**SHORT EXERCISE**
Here are some records. Copy each one exactly.

══ RAW DATA ══

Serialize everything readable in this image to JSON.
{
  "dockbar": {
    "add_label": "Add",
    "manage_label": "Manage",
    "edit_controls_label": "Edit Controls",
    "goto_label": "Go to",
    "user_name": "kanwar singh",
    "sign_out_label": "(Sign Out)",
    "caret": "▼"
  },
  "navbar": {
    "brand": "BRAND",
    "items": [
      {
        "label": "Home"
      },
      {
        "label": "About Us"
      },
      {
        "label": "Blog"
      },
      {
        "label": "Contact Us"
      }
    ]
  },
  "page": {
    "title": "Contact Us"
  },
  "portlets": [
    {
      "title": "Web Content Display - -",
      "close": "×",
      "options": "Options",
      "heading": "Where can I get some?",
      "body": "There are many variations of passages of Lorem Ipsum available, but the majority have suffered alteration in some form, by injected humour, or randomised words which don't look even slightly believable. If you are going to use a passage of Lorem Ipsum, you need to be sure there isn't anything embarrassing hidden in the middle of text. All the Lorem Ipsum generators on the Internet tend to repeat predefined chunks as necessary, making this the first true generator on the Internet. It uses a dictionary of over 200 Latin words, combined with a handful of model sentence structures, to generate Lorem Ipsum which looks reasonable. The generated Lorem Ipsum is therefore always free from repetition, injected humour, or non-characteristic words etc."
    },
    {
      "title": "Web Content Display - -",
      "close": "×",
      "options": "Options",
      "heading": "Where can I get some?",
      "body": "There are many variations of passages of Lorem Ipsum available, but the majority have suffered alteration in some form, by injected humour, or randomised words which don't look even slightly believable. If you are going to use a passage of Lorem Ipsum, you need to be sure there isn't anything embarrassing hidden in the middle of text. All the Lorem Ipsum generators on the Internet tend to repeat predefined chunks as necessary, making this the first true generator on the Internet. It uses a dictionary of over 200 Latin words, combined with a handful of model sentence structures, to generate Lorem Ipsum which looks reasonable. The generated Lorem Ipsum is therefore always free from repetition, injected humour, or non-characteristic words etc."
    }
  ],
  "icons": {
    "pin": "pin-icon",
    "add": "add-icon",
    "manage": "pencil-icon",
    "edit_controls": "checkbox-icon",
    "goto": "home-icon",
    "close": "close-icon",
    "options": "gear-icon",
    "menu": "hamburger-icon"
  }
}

═══

**SOLUTION**
Serialize everything readable in this image to JSON.
{
  "dockbar": {
    "add_label": "Add",
    "manage_label": "Manage",
    "edit_controls_label": "Edit Controls",
    "goto_label": "Go to",
    "user_name": "kanwar singh",
    "sign_out_label": "(Sign Out)",
    "caret": "▼"
  },
  "navbar": {
    "brand": "BRAND",
    "items": [
      {
        "label": "Home"
      },
      {
        "label": "About Us"
      },
      {
        "label": "Blog"
      },
      {
        "label": "Contact Us"
      }
    ]
  },
  "page": {
    "title": "Contact Us"
  },
  "portlets": [
    {
      "title": "Web Content Display - -",
      "close": "×",
      "options": "Options",
      "heading": "Where can I get some?",
      "body": "There are many variations of passages of Lorem Ipsum available, but the majority have suffered alteration in some form, by injected humour, or randomised words which don't look even slightly believable. If you are going to use a passage of Lorem Ipsum, you need to be sure there isn't anything embarrassing hidden in the middle of text. All the Lorem Ipsum generators on the Internet tend to repeat predefined chunks as necessary, making this the first true generator on the Internet. It uses a dictionary of over 200 Latin words, combined with a handful of model sentence structures, to generate Lorem Ipsum which looks reasonable. The generated Lorem Ipsum is therefore always free from repetition, injected humour, or non-characteristic words etc."
    },
    {
      "title": "Web Content Display - -",
      "close": "×",
      "options": "Options",
      "heading": "Where can I get some?",
      "body": "There are many variations of passages of Lorem Ipsum available, but the majority have suffered alteration in some form, by injected humour, or randomised words which don't look even slightly believable. If you are going to use a passage of Lorem Ipsum, you need to be sure there isn't anything embarrassing hidden in the middle of text. All the Lorem Ipsum generators on the Internet tend to repeat predefined chunks as necessary, making this the first true generator on the Internet. It uses a dictionary of over 200 Latin words, combined with a handful of model sentence structures, to generate Lorem Ipsum which looks reasonable. The generated Lorem Ipsum is therefore always free from repetition, injected humour, or non-characteristic words etc."
    }
  ],
  "icons": {
    "pin": "pin-icon",
    "add": "add-icon",
    "manage": "pencil-icon",
    "edit_controls": "checkbox-icon",
    "goto": "home-icon",
    "close": "close-icon",
    "options": "gear-icon",
    "menu": "hamburger-icon"
  }
}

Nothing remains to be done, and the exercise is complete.